WHAT THIS TASK INVOLVES>
Gather every line from the entries below that includes "period".

↓↓↓

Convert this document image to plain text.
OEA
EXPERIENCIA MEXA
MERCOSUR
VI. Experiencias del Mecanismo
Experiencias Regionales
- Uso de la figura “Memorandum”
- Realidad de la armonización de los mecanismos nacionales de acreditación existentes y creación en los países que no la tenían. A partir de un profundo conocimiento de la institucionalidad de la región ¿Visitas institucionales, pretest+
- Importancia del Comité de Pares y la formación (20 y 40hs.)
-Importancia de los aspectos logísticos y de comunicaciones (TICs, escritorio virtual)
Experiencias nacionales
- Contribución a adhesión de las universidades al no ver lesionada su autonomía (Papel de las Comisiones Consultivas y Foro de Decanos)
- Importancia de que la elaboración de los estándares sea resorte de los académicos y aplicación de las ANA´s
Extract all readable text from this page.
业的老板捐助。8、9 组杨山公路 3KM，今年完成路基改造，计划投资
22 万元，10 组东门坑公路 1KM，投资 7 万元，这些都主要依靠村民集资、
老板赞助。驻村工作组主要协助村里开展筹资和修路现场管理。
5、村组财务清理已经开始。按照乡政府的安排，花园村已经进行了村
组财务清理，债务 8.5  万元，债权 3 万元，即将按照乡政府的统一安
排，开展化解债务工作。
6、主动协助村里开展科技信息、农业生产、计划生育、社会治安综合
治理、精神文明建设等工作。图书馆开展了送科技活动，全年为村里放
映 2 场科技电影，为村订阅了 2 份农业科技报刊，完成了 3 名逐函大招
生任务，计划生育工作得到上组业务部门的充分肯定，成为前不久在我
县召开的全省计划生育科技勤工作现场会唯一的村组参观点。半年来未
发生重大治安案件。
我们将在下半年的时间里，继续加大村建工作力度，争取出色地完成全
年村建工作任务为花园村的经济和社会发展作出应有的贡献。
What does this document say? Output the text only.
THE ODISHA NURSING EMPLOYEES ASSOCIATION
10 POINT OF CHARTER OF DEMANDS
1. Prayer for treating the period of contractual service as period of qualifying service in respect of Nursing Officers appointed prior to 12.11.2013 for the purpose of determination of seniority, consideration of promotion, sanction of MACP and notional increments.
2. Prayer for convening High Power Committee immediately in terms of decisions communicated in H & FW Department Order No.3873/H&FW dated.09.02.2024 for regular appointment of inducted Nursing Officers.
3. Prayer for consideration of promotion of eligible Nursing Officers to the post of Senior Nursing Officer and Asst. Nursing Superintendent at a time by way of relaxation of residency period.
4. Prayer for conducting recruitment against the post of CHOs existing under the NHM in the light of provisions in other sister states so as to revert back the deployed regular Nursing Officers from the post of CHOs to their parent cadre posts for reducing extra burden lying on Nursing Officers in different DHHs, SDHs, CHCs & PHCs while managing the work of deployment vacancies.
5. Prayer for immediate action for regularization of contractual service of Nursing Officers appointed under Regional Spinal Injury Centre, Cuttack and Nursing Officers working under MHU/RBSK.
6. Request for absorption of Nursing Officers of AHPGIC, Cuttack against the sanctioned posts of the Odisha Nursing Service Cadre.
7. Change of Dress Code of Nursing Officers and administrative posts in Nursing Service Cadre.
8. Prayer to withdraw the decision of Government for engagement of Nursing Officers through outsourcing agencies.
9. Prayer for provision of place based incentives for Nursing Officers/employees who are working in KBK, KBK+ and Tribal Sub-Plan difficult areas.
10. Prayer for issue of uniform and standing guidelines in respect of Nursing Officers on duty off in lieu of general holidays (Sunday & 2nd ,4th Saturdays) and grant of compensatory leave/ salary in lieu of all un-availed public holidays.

↑↑↑

EXPECTED OUTPUT>
1. Prayer for treating the period of contractual service as period of qualifying service in respect of Nursing Officers appointed prior to 12.11.2013 for the purpose of determination of seniority, consideration of promotion, sanction of MACP and notional increments.
3. Prayer for consideration of promotion of eligible Nursing Officers to the post of Senior Nursing Officer and Asst. Nursing Superintendent at a time by way of relaxation of residency period.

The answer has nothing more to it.